Copy out every line of the records below word for word, but leave the pictures out.

== Dataset records ==
────────────────
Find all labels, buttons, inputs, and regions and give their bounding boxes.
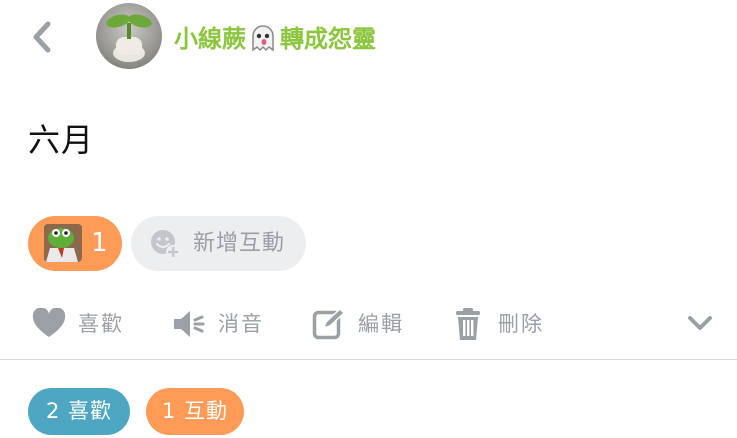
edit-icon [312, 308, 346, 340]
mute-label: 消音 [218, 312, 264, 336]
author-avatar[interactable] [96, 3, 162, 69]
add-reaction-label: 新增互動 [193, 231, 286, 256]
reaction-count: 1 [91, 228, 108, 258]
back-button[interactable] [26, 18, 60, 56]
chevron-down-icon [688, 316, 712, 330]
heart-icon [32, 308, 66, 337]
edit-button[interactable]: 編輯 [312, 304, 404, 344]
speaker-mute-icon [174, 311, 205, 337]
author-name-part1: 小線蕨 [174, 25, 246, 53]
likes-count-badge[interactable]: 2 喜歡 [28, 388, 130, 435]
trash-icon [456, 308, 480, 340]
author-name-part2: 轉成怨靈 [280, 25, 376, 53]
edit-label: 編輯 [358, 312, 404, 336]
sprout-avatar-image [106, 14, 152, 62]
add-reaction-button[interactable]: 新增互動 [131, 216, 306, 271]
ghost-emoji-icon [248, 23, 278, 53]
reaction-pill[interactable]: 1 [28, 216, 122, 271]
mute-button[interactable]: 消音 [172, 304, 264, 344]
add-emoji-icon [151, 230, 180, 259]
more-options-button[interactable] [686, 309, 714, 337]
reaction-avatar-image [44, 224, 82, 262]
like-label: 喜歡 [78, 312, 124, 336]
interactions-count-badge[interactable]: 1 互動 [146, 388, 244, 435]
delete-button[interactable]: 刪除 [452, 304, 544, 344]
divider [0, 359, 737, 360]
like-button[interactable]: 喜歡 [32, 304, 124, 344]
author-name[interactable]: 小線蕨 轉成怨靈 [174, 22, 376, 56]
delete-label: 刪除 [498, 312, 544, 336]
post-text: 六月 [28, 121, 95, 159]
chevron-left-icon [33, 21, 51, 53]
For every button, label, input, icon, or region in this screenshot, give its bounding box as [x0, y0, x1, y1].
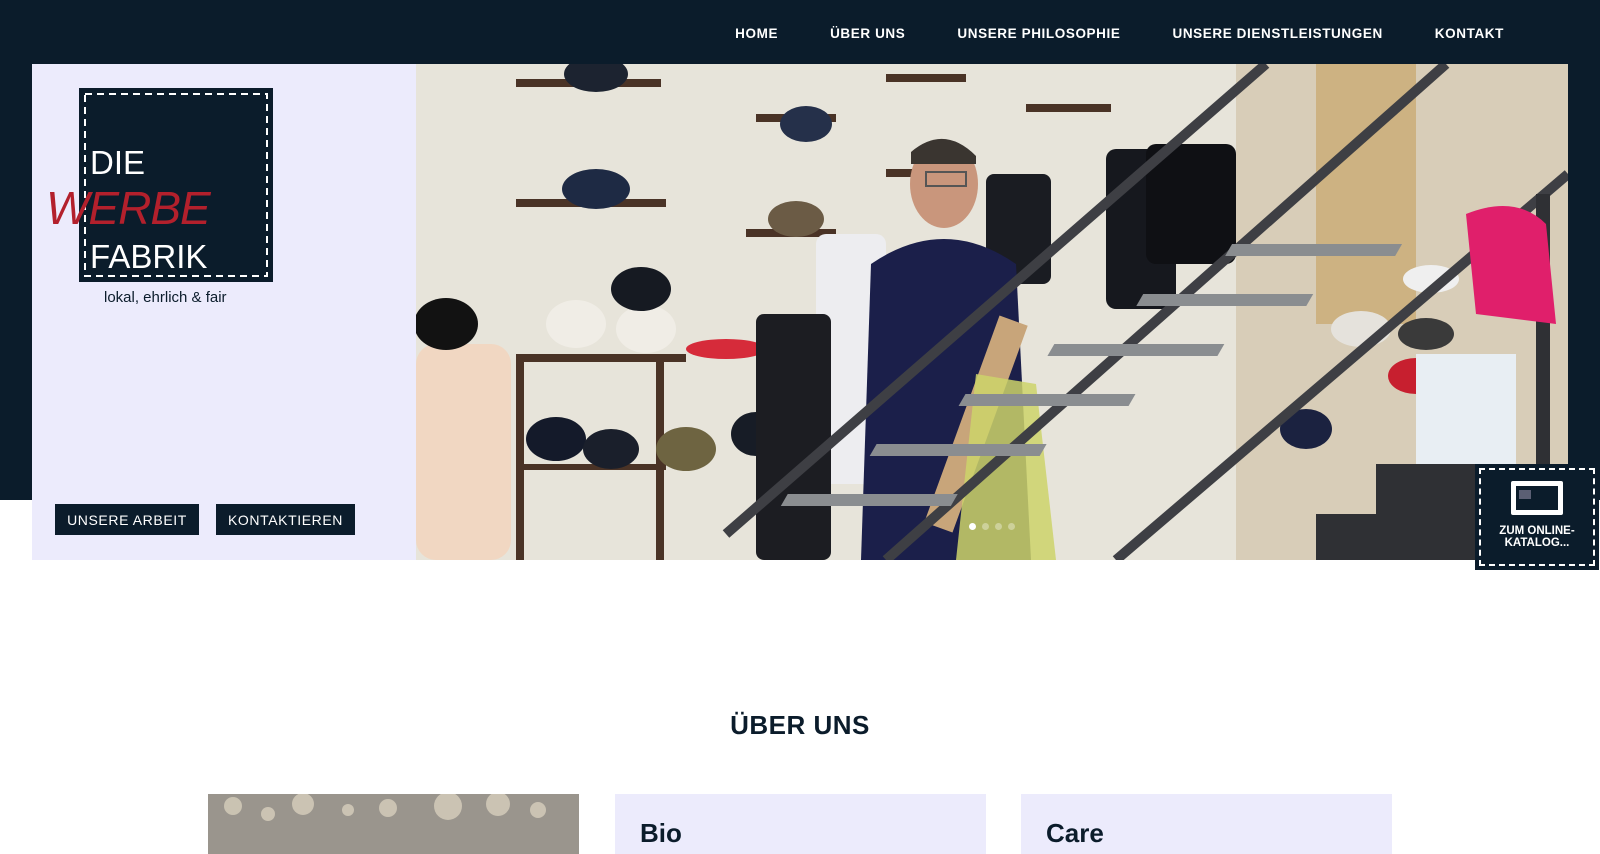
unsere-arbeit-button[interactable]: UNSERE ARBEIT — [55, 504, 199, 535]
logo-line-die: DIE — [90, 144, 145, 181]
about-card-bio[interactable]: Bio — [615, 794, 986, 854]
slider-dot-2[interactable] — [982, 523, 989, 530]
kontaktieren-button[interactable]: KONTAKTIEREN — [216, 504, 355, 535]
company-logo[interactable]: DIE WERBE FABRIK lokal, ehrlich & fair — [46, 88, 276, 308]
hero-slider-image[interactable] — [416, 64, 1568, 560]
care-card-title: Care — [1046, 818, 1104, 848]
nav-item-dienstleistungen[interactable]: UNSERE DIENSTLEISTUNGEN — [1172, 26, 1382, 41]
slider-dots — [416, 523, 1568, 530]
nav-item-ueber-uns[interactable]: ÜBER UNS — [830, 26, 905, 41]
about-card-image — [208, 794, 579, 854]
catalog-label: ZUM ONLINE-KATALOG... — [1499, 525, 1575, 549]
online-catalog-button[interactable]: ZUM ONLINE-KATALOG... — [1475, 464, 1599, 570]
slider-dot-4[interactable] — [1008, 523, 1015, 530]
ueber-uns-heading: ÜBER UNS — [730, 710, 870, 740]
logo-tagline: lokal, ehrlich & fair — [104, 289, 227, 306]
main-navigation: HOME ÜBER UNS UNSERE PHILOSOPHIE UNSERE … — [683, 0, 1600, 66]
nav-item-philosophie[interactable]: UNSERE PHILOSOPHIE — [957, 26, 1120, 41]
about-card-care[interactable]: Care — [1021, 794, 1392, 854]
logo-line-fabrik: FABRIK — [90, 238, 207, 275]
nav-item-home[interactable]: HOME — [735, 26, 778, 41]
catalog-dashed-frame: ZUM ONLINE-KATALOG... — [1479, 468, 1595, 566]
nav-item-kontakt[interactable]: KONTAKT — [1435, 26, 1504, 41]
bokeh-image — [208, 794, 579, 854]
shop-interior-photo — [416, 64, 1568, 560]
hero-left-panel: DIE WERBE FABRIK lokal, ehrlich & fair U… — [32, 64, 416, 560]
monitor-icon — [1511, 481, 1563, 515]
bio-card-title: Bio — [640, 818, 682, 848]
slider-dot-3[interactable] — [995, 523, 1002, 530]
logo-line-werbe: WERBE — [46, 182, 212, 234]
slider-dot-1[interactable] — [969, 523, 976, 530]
────────────────
== FINAL ANSWER ==
Find all labels, buttons, inputs, and regions and give their bounding boxes.
edit-icon [312, 308, 346, 340]
mute-label: 消音 [218, 312, 264, 336]
author-avatar[interactable] [96, 3, 162, 69]
add-reaction-label: 新增互動 [193, 231, 286, 256]
reaction-count: 1 [91, 228, 108, 258]
back-button[interactable] [26, 18, 60, 56]
chevron-down-icon [688, 316, 712, 330]
heart-icon [32, 308, 66, 337]
edit-button[interactable]: 編輯 [312, 304, 404, 344]
speaker-mute-icon [174, 311, 205, 337]
author-name-part1: 小線蕨 [174, 25, 246, 53]
likes-count-badge[interactable]: 2 喜歡 [28, 388, 130, 435]
trash-icon [456, 308, 480, 340]
author-name-part2: 轉成怨靈 [280, 25, 376, 53]
edit-label: 編輯 [358, 312, 404, 336]
sprout-avatar-image [106, 14, 152, 62]
add-reaction-button[interactable]: 新增互動 [131, 216, 306, 271]
ghost-emoji-icon [248, 23, 278, 53]
reaction-pill[interactable]: 1 [28, 216, 122, 271]
mute-button[interactable]: 消音 [172, 304, 264, 344]
add-emoji-icon [151, 230, 180, 259]
more-options-button[interactable] [686, 309, 714, 337]
reaction-avatar-image [44, 224, 82, 262]
like-label: 喜歡 [78, 312, 124, 336]
interactions-count-badge[interactable]: 1 互動 [146, 388, 244, 435]
delete-button[interactable]: 刪除 [452, 304, 544, 344]
divider [0, 359, 737, 360]
like-button[interactable]: 喜歡 [32, 304, 124, 344]
author-name[interactable]: 小線蕨 轉成怨靈 [174, 22, 376, 56]
delete-label: 刪除 [498, 312, 544, 336]
post-text: 六月 [28, 121, 95, 159]
chevron-left-icon [33, 21, 51, 53]
For every button, label, input, icon, or region in this screenshot, give its bounding box as [x0, y0, x1, y1].
unsere-arbeit-button[interactable]: UNSERE ARBEIT — [55, 504, 199, 535]
logo-line-die: DIE — [90, 144, 145, 181]
about-card-bio[interactable]: Bio — [615, 794, 986, 854]
slider-dot-2[interactable] — [982, 523, 989, 530]
kontaktieren-button[interactable]: KONTAKTIEREN — [216, 504, 355, 535]
company-logo[interactable]: DIE WERBE FABRIK lokal, ehrlich & fair — [46, 88, 276, 308]
hero-slider-image[interactable] — [416, 64, 1568, 560]
care-card-title: Care — [1046, 818, 1104, 848]
nav-item-dienstleistungen[interactable]: UNSERE DIENSTLEISTUNGEN — [1172, 26, 1382, 41]
slider-dots — [416, 523, 1568, 530]
nav-item-ueber-uns[interactable]: ÜBER UNS — [830, 26, 905, 41]
about-card-image — [208, 794, 579, 854]
catalog-label: ZUM ONLINE-KATALOG... — [1499, 525, 1575, 549]
online-catalog-button[interactable]: ZUM ONLINE-KATALOG... — [1475, 464, 1599, 570]
slider-dot-4[interactable] — [1008, 523, 1015, 530]
ueber-uns-heading: ÜBER UNS — [730, 710, 870, 740]
logo-tagline: lokal, ehrlich & fair — [104, 289, 227, 306]
main-navigation: HOME ÜBER UNS UNSERE PHILOSOPHIE UNSERE … — [683, 0, 1600, 66]
nav-item-philosophie[interactable]: UNSERE PHILOSOPHIE — [957, 26, 1120, 41]
about-card-care[interactable]: Care — [1021, 794, 1392, 854]
logo-line-fabrik: FABRIK — [90, 238, 207, 275]
nav-item-home[interactable]: HOME — [735, 26, 778, 41]
catalog-dashed-frame: ZUM ONLINE-KATALOG... — [1479, 468, 1595, 566]
nav-item-kontakt[interactable]: KONTAKT — [1435, 26, 1504, 41]
bokeh-image — [208, 794, 579, 854]
shop-interior-photo — [416, 64, 1568, 560]
hero-left-panel: DIE WERBE FABRIK lokal, ehrlich & fair U… — [32, 64, 416, 560]
monitor-icon — [1511, 481, 1563, 515]
bio-card-title: Bio — [640, 818, 682, 848]
slider-dot-3[interactable] — [995, 523, 1002, 530]
logo-line-werbe: WERBE — [46, 182, 212, 234]
slider-dot-1[interactable] — [969, 523, 976, 530]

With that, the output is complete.